--- BEGIN DOCUMENT TEXT ---
Generally, the top men’s players make about 65 percent of their first serves and 90 percent of their second serves. But when the first serve goes in, most win about three-quarters of the points, often on aces. On second serves, the win-or-lose proposition is about 50-50.

The numbers skew a bit lower for the women, but the proportions are about the same.

Nine of the top 20 men as of the Aug. 2 rankings would be better off statistically or virtually unaffected by using their first-serve technique on the second serve. The list includes Novak Djokovic, Nikolay Davydenko, Fernando Verdasco and many of those with dominating first serves: Soderling, Roddick, John Isner and Sam Querrey.

Yet only on occasion — perhaps with a big lead in a game, like 40-love — do any dare to strike a full-strength second serve.

“You need to at least give yourself a chance to win the point,” Querrey said.

The women who could be better served by hitting two first serves include Serena Williams, Jelena Jankovic, Victoria Azarenka and Maria Sharapova.

“You don’t want to give up free points,” said Jankovic, who puts in 88 percent of her second serves but loses more than half those points. “You don’t want to give gifts away by making all these double faults.”

That is the dominant thought. You cannot win a point if you do not put the ball in play. But you can lose one.

“Yes, you do have in your subconscious that you might make a double fault, so you just want to go for safe shots,” Djokovic said.

In other words, players would rather limit their risk to double faults and take their chances in a rally, even if it means they are more likely to lose the point.

“People prefer losing late to losing early,” Daniel Kahneman, a Nobel Prize-winning psychologist and professor emeritus at Princeton, wrote in an e-mail.

Some of Kahneman’s best-known research, with Amos Tversky, focused on decision-making and people’s aversion to risk, even when given identical potential outcomes.

“Imagine a game in which you have a 20 percent chance to get to the second stage and an 80 percent chance to win the prize at that stage,” Kahneman wrote. “This is less attractive than a game in which the percentages are reversed.”

Either way, a player would have a 16 percent chance of winning the prize. Similar math can be applied to tennis. But something else is involved, too.
--- END DOCUMENT TEXT ---
--- BEGIN COLLECTED MATERIAL ---
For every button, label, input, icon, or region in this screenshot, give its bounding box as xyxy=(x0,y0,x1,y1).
--- END COLLECTED MATERIAL ---
■ GOALS
1) In the tennis serving article, restate the part that opens with "Generally, the top" and closes with "about the same.", substituting "service winners" for "aces".
2) Summarize the tennis serving article in two sentences.
3) Continue the tennis serving article from its final sentence.
The listing has no connection to the article on tennis serving strategy.

■ EXPECTED OUTPUTS
1)
Generally, the top men’s players make about 65 percent of their first serves and 90 percent of their second serves. But when the first serve goes in, most win about three-quarters of the points, often on service winners. On second serves, the win-or-lose proposition is about 50-50.

The numbers skew a bit lower for the women, but the proportions are about the same.

2) Although several top men's and women's players would do statistically better or no worse by hitting a full-strength first serve on their second serve, almost none do so, preferring to avoid giving away points through double faults. The psychologist Daniel Kahneman explains this through research showing that people are averse to risk and "prefer losing late to losing early," even when the potential outcomes are identical.

3)
“The psychological cost of a double fault may be worse than losing a volley,” Kahneman wrote.

That is probably true. Double faults are a core statistic in tennis, often cited as a sign of mental weakness. The more practical side of a player’s psyche, however, focuses on how tennis points are counted. It can take four points to win a game. Or lose one.

This is a fascinating analysis. According to the statistics, for most tennis players (especially among the men), if a tennis player served his/her second serve with the same power as a first serve, he/she would on balance perform better.

The issue is of course about mindset. When you hit the first service, you know that you still have a second serve to hit as a backup. The first serve is hit with a little extra looseness and alacrity. If you miss the first serve, you pass into a conservative, safety stroke that carries a higher pass rate. If a player is to hit a second serve with the same power as a first service, however, this means forgetting that failure means losing the point. It is, thus, all about mindset.

Looking at the crossover at business, my belief is that many managers operate very often with the second serve mentality. Managers are often inhibited — in large part by fear of failure — prefering to go with the safer option.

I attended a conference this week, “Summer University 2010 of the MEDEF” (an association or union for French business owners), where the last plenary session was about AUDACITY. Audacity means operating without the fear of failure. Indeed, business managers would do well to operate with greater verve and a first serve mindset.